Can you transcribe every entry word for word, skipping the images?

**Dataset records:**
+++++

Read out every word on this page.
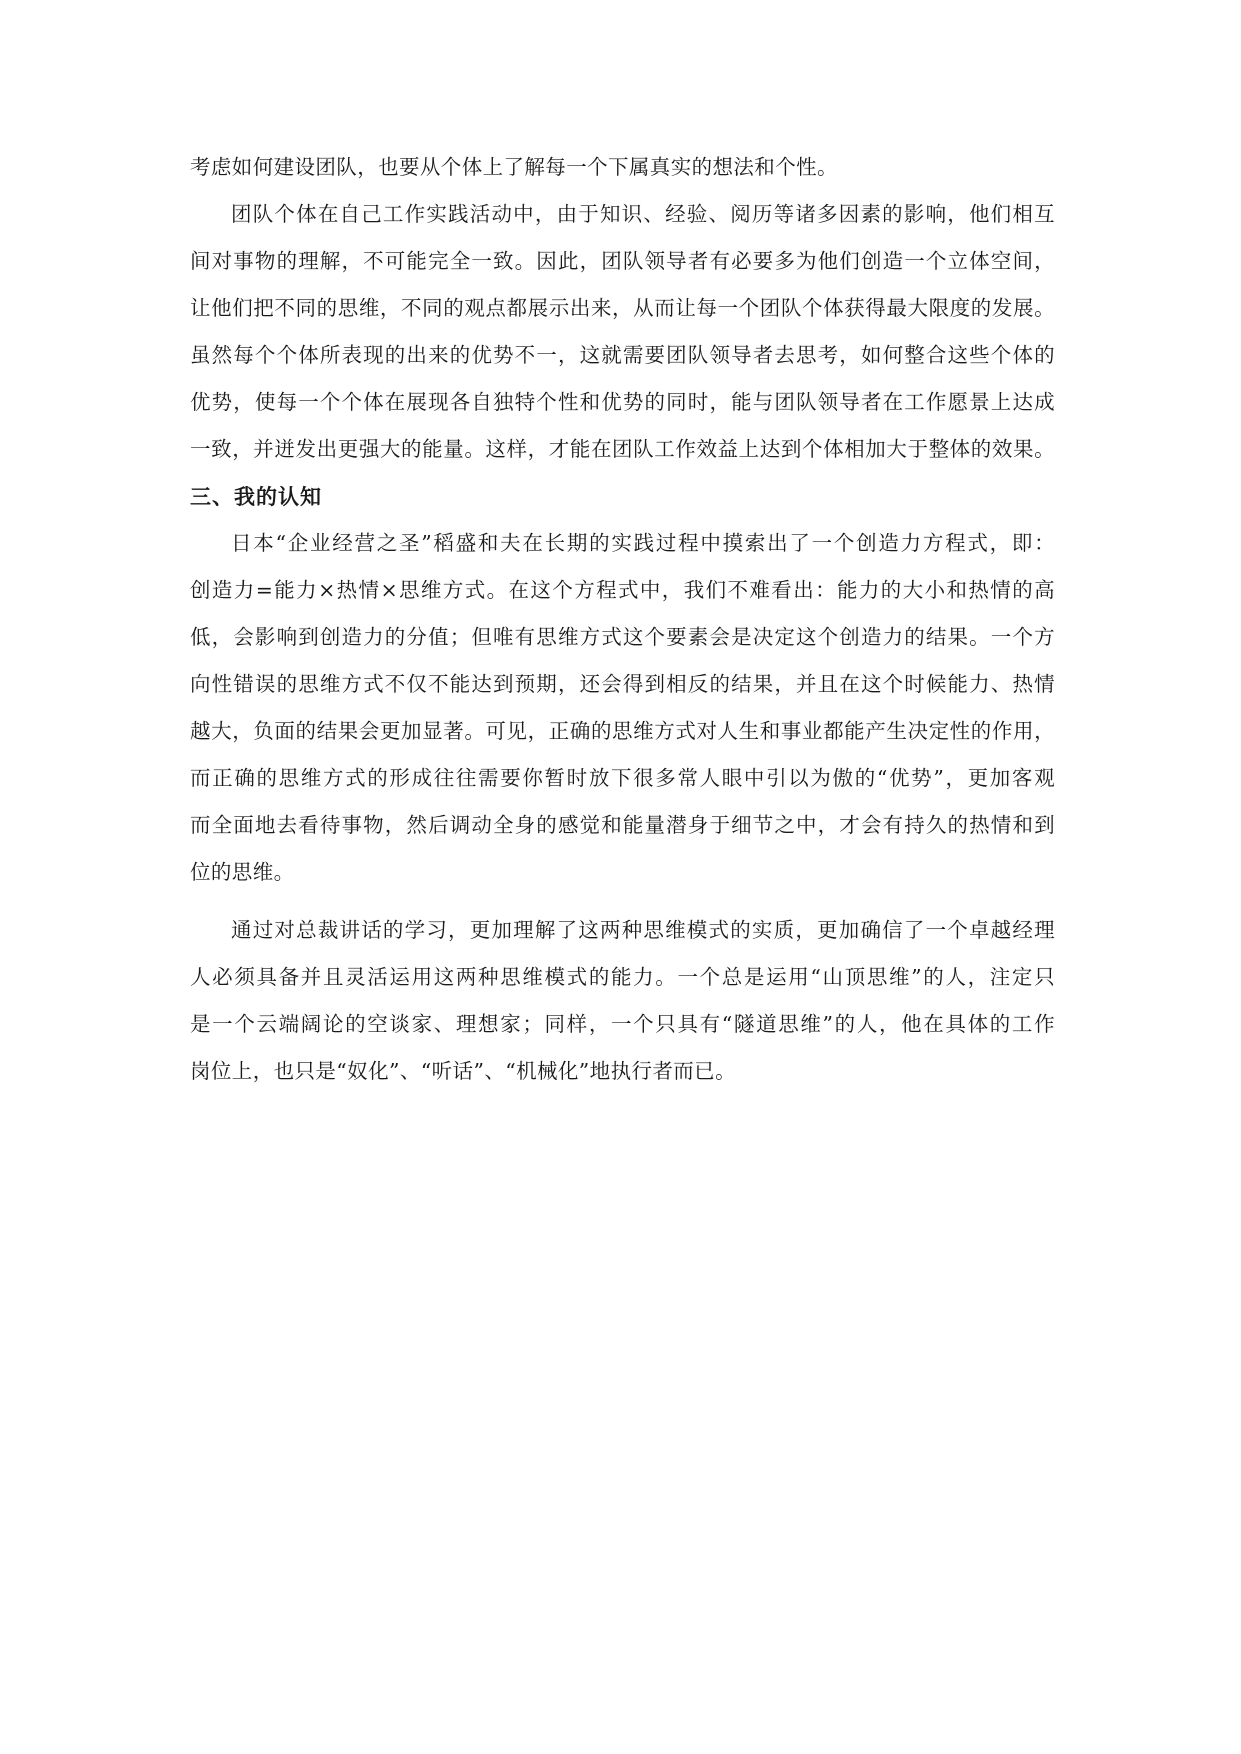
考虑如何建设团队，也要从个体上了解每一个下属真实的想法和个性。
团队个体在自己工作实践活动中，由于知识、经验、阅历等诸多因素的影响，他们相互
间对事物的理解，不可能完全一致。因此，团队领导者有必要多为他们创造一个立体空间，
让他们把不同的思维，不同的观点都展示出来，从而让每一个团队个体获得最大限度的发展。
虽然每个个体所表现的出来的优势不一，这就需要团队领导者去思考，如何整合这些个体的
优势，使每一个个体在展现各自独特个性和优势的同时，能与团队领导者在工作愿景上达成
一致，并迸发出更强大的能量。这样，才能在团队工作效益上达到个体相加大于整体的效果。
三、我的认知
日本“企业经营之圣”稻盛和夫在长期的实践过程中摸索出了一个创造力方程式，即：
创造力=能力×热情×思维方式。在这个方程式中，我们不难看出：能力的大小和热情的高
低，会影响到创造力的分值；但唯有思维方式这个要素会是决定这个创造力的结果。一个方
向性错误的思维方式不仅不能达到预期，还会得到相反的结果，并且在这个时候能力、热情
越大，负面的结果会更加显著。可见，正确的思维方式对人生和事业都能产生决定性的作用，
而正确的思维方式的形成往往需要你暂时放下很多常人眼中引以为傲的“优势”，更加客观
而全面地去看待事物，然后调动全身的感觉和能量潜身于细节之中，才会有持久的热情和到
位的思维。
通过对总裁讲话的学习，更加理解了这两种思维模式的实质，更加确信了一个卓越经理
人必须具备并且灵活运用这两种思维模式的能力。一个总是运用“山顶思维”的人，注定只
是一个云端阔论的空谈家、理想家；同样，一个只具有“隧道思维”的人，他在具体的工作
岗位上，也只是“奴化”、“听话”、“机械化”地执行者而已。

+++++

**OUTPUT FOR THIS TASK:**
Read out every word on this page.
考虑如何建设团队，也要从个体上了解每一个下属真实的想法和个性。
团队个体在自己工作实践活动中，由于知识、经验、阅历等诸多因素的影响，他们相互
间对事物的理解，不可能完全一致。因此，团队领导者有必要多为他们创造一个立体空间，
让他们把不同的思维，不同的观点都展示出来，从而让每一个团队个体获得最大限度的发展。
虽然每个个体所表现的出来的优势不一，这就需要团队领导者去思考，如何整合这些个体的
优势，使每一个个体在展现各自独特个性和优势的同时，能与团队领导者在工作愿景上达成
一致，并迸发出更强大的能量。这样，才能在团队工作效益上达到个体相加大于整体的效果。
三、我的认知
日本“企业经营之圣”稻盛和夫在长期的实践过程中摸索出了一个创造力方程式，即：
创造力=能力×热情×思维方式。在这个方程式中，我们不难看出：能力的大小和热情的高
低，会影响到创造力的分值；但唯有思维方式这个要素会是决定这个创造力的结果。一个方
向性错误的思维方式不仅不能达到预期，还会得到相反的结果，并且在这个时候能力、热情
越大，负面的结果会更加显著。可见，正确的思维方式对人生和事业都能产生决定性的作用，
而正确的思维方式的形成往往需要你暂时放下很多常人眼中引以为傲的“优势”，更加客观
而全面地去看待事物，然后调动全身的感觉和能量潜身于细节之中，才会有持久的热情和到
位的思维。
通过对总裁讲话的学习，更加理解了这两种思维模式的实质，更加确信了一个卓越经理
人必须具备并且灵活运用这两种思维模式的能力。一个总是运用“山顶思维”的人，注定只
是一个云端阔论的空谈家、理想家；同样，一个只具有“隧道思维”的人，他在具体的工作
岗位上，也只是“奴化”、“听话”、“机械化”地执行者而已。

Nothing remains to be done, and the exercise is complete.